> **Stated problem**
Please output every line of the material as it stands, without the pictures.
**** Data to use ****
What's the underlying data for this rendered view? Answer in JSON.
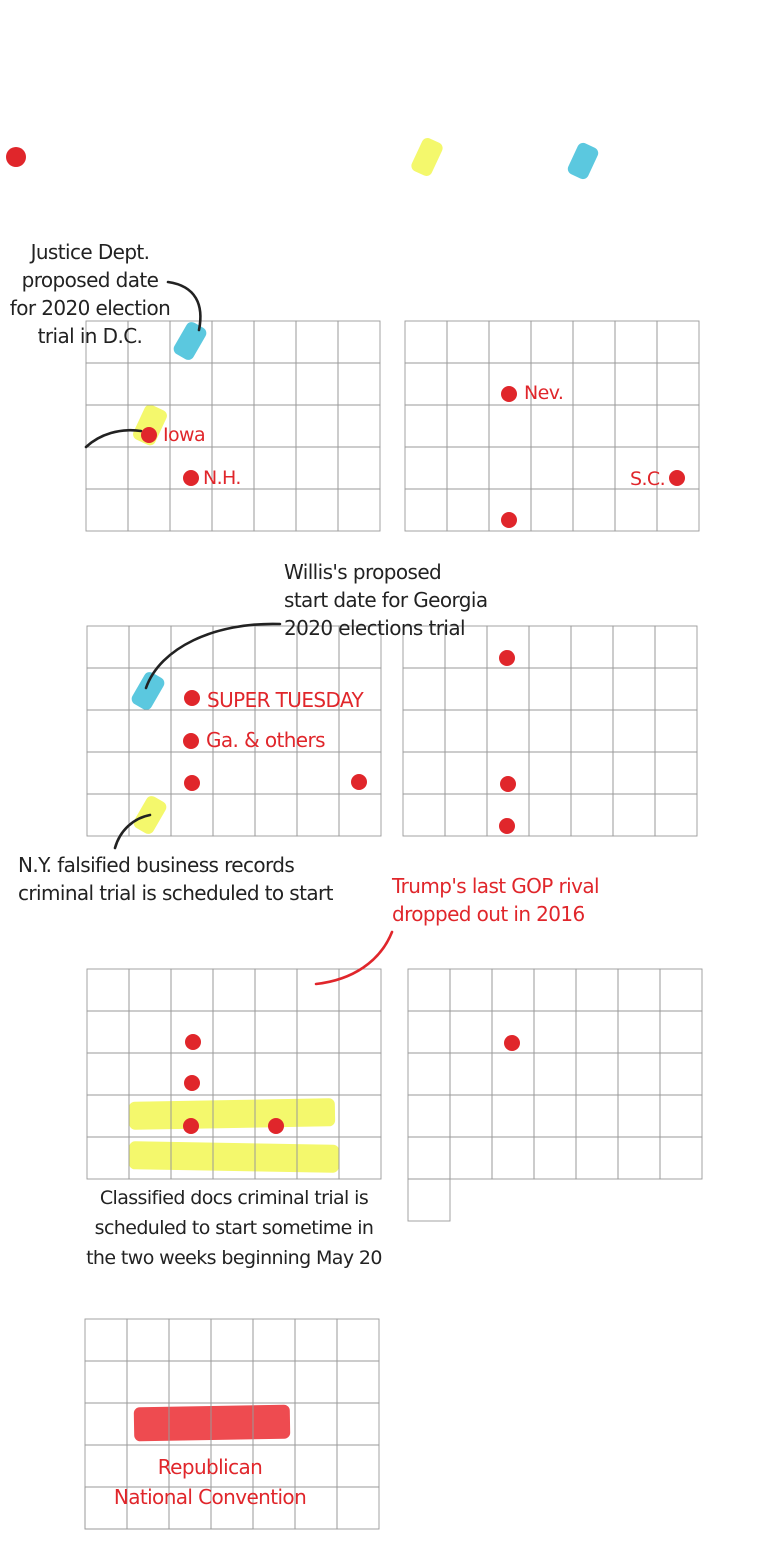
{
  "colors": {
    "grid": "#9a9a9a",
    "event_red": "#e0262b",
    "ink": "#222222",
    "highlight_yellow": "#f4f86c",
    "highlight_blue": "#5bc8df",
    "convention_red": "#ee4b50"
  },
  "legend": {
    "items": [
      {
        "name": "red-dot-legend-icon",
        "color": "#e0262b"
      },
      {
        "name": "yellow-mark-legend-icon",
        "color": "#f4f86c"
      },
      {
        "name": "blue-mark-legend-icon",
        "color": "#5bc8df"
      }
    ]
  },
  "event_labels": {
    "iowa": "Iowa",
    "nh": "N.H.",
    "nev": "Nev.",
    "sc": "S.C.",
    "super_tuesday": "SUPER TUESDAY",
    "ga_others": "Ga. & others"
  },
  "annotations": {
    "justice_dept": [
      "Justice Dept.",
      "proposed date",
      "for 2020 election",
      "trial in D.C."
    ],
    "willis": [
      "Willis's proposed",
      "start date for Georgia",
      "2020 elections trial"
    ],
    "ny_trial": [
      "N.Y. falsified business records",
      "criminal trial is scheduled to start"
    ],
    "gop_rival": [
      "Trump's last GOP rival",
      "dropped out in 2016"
    ],
    "classified_docs": [
      "Classified docs criminal trial is",
      "scheduled to start sometime in",
      "the two weeks beginning May 20"
    ],
    "convention": [
      "Republican",
      "National Convention"
    ]
  }
}
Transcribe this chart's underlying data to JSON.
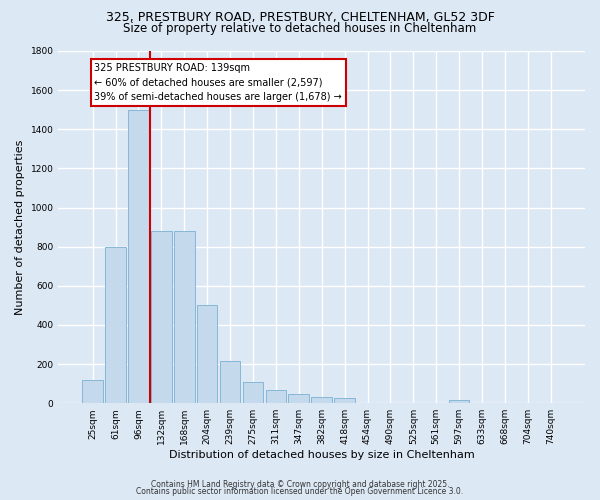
{
  "title_line1": "325, PRESTBURY ROAD, PRESTBURY, CHELTENHAM, GL52 3DF",
  "title_line2": "Size of property relative to detached houses in Cheltenham",
  "xlabel": "Distribution of detached houses by size in Cheltenham",
  "ylabel": "Number of detached properties",
  "categories": [
    "25sqm",
    "61sqm",
    "96sqm",
    "132sqm",
    "168sqm",
    "204sqm",
    "239sqm",
    "275sqm",
    "311sqm",
    "347sqm",
    "382sqm",
    "418sqm",
    "454sqm",
    "490sqm",
    "525sqm",
    "561sqm",
    "597sqm",
    "633sqm",
    "668sqm",
    "704sqm",
    "740sqm"
  ],
  "values": [
    120,
    800,
    1500,
    880,
    880,
    500,
    215,
    110,
    65,
    45,
    30,
    25,
    0,
    0,
    0,
    0,
    15,
    0,
    0,
    0,
    0
  ],
  "bar_color": "#c5d9ed",
  "bar_edgecolor": "#7aafd4",
  "redline_index": 2.5,
  "annotation_title": "325 PRESTBURY ROAD: 139sqm",
  "annotation_line2": "← 60% of detached houses are smaller (2,597)",
  "annotation_line3": "39% of semi-detached houses are larger (1,678) →",
  "annotation_box_facecolor": "#ffffff",
  "annotation_border_color": "#cc0000",
  "ylim": [
    0,
    1800
  ],
  "yticks": [
    0,
    200,
    400,
    600,
    800,
    1000,
    1200,
    1400,
    1600,
    1800
  ],
  "background_color": "#dde8f5",
  "grid_color": "#ffffff",
  "footer_line1": "Contains HM Land Registry data © Crown copyright and database right 2025.",
  "footer_line2": "Contains public sector information licensed under the Open Government Licence 3.0."
}
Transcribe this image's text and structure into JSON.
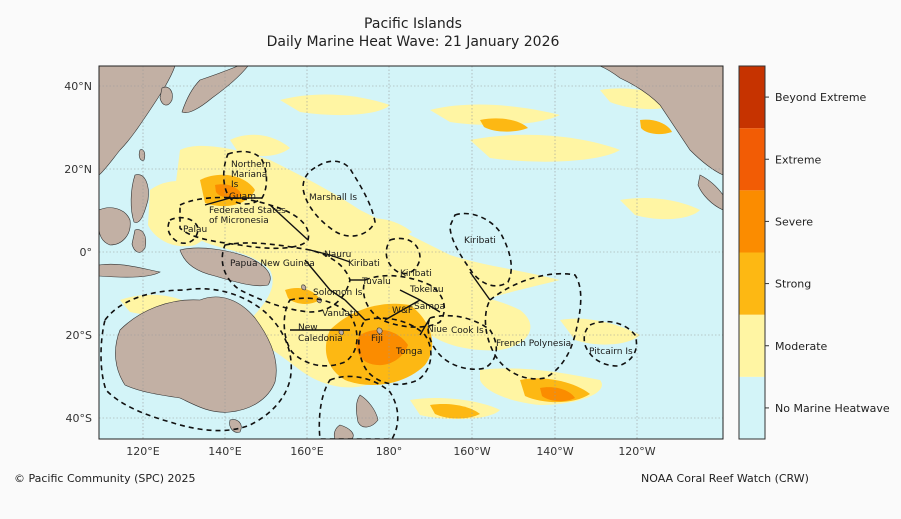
{
  "title": "Pacific Islands",
  "subtitle": "Daily Marine Heat Wave: 21 January 2026",
  "axes": {
    "lon_ticks": [
      "120°E",
      "140°E",
      "160°E",
      "180°",
      "160°W",
      "140°W",
      "120°W"
    ],
    "lat_ticks": [
      "40°N",
      "20°N",
      "0°",
      "20°S",
      "40°S"
    ]
  },
  "legend": {
    "categories": [
      {
        "label": "No Marine Heatwave",
        "color": "#d3f4f8"
      },
      {
        "label": "Moderate",
        "color": "#fff5a3"
      },
      {
        "label": "Strong",
        "color": "#fdb813"
      },
      {
        "label": "Severe",
        "color": "#fb8c00"
      },
      {
        "label": "Extreme",
        "color": "#f25c05"
      },
      {
        "label": "Beyond Extreme",
        "color": "#c63300"
      }
    ]
  },
  "regions": [
    "Northern Mariana Is",
    "Guam",
    "Marshall Is",
    "Federated States of Micronesia",
    "Palau",
    "Kiribati",
    "Papua New Guinea",
    "Nauru",
    "Kiribati",
    "Kiribati",
    "Tuvalu",
    "Tokelau",
    "Solomon Is",
    "W&F",
    "Samoa",
    "Vanuatu",
    "New Caledonia",
    "Fiji",
    "Niue",
    "Cook Is",
    "Tonga",
    "French Polynesia",
    "Pitcairn Is"
  ],
  "colors": {
    "ocean": "#d3f4f8",
    "land": "#c2b0a4",
    "eez_border": "#111111"
  },
  "footer": {
    "left": "© Pacific Community (SPC) 2025",
    "right": "NOAA Coral Reef Watch (CRW)"
  }
}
****
> **Completed exercise**
What's the underlying data for this rendered view? Answer in JSON.
{
  "colors": {
    "grid": "#9a9a9a",
    "event_red": "#e0262b",
    "ink": "#222222",
    "highlight_yellow": "#f4f86c",
    "highlight_blue": "#5bc8df",
    "convention_red": "#ee4b50"
  },
  "legend": {
    "items": [
      {
        "name": "red-dot-legend-icon",
        "color": "#e0262b"
      },
      {
        "name": "yellow-mark-legend-icon",
        "color": "#f4f86c"
      },
      {
        "name": "blue-mark-legend-icon",
        "color": "#5bc8df"
      }
    ]
  },
  "event_labels": {
    "iowa": "Iowa",
    "nh": "N.H.",
    "nev": "Nev.",
    "sc": "S.C.",
    "super_tuesday": "SUPER TUESDAY",
    "ga_others": "Ga. & others"
  },
  "annotations": {
    "justice_dept": [
      "Justice Dept.",
      "proposed date",
      "for 2020 election",
      "trial in D.C."
    ],
    "willis": [
      "Willis's proposed",
      "start date for Georgia",
      "2020 elections trial"
    ],
    "ny_trial": [
      "N.Y. falsified business records",
      "criminal trial is scheduled to start"
    ],
    "gop_rival": [
      "Trump's last GOP rival",
      "dropped out in 2016"
    ],
    "classified_docs": [
      "Classified docs criminal trial is",
      "scheduled to start sometime in",
      "the two weeks beginning May 20"
    ],
    "convention": [
      "Republican",
      "National Convention"
    ]
  }
}
Transcribe this chart's underlying data to JSON.
{
  "title_line1": "325, PRESTBURY ROAD, PRESTBURY, CHELTENHAM, GL52 3DF",
  "title_line2": "Size of property relative to detached houses in Cheltenham",
  "xlabel": "Distribution of detached houses by size in Cheltenham",
  "ylabel": "Number of detached properties",
  "categories": [
    "25sqm",
    "61sqm",
    "96sqm",
    "132sqm",
    "168sqm",
    "204sqm",
    "239sqm",
    "275sqm",
    "311sqm",
    "347sqm",
    "382sqm",
    "418sqm",
    "454sqm",
    "490sqm",
    "525sqm",
    "561sqm",
    "597sqm",
    "633sqm",
    "668sqm",
    "704sqm",
    "740sqm"
  ],
  "values": [
    120,
    800,
    1500,
    880,
    880,
    500,
    215,
    110,
    65,
    45,
    30,
    25,
    0,
    0,
    0,
    0,
    15,
    0,
    0,
    0,
    0
  ],
  "bar_color": "#c5d9ed",
  "bar_edgecolor": "#7aafd4",
  "redline_index": 2.5,
  "annotation_title": "325 PRESTBURY ROAD: 139sqm",
  "annotation_line2": "← 60% of detached houses are smaller (2,597)",
  "annotation_line3": "39% of semi-detached houses are larger (1,678) →",
  "annotation_box_facecolor": "#ffffff",
  "annotation_border_color": "#cc0000",
  "ylim": [
    0,
    1800
  ],
  "yticks": [
    0,
    200,
    400,
    600,
    800,
    1000,
    1200,
    1400,
    1600,
    1800
  ],
  "background_color": "#dde8f5",
  "grid_color": "#ffffff",
  "footer_line1": "Contains HM Land Registry data © Crown copyright and database right 2025.",
  "footer_line2": "Contains public sector information licensed under the Open Government Licence 3.0."
}
Transcribe this image's text and structure into JSON.
{
  "title": "Pacific Islands",
  "subtitle": "Daily Marine Heat Wave: 21 January 2026",
  "axes": {
    "lon_ticks": [
      "120°E",
      "140°E",
      "160°E",
      "180°",
      "160°W",
      "140°W",
      "120°W"
    ],
    "lat_ticks": [
      "40°N",
      "20°N",
      "0°",
      "20°S",
      "40°S"
    ]
  },
  "legend": {
    "categories": [
      {
        "label": "No Marine Heatwave",
        "color": "#d3f4f8"
      },
      {
        "label": "Moderate",
        "color": "#fff5a3"
      },
      {
        "label": "Strong",
        "color": "#fdb813"
      },
      {
        "label": "Severe",
        "color": "#fb8c00"
      },
      {
        "label": "Extreme",
        "color": "#f25c05"
      },
      {
        "label": "Beyond Extreme",
        "color": "#c63300"
      }
    ]
  },
  "regions": [
    "Northern Mariana Is",
    "Guam",
    "Marshall Is",
    "Federated States of Micronesia",
    "Palau",
    "Kiribati",
    "Papua New Guinea",
    "Nauru",
    "Kiribati",
    "Kiribati",
    "Tuvalu",
    "Tokelau",
    "Solomon Is",
    "W&F",
    "Samoa",
    "Vanuatu",
    "New Caledonia",
    "Fiji",
    "Niue",
    "Cook Is",
    "Tonga",
    "French Polynesia",
    "Pitcairn Is"
  ],
  "colors": {
    "ocean": "#d3f4f8",
    "land": "#c2b0a4",
    "eez_border": "#111111"
  },
  "footer": {
    "left": "© Pacific Community (SPC) 2025",
    "right": "NOAA Coral Reef Watch (CRW)"
  }
}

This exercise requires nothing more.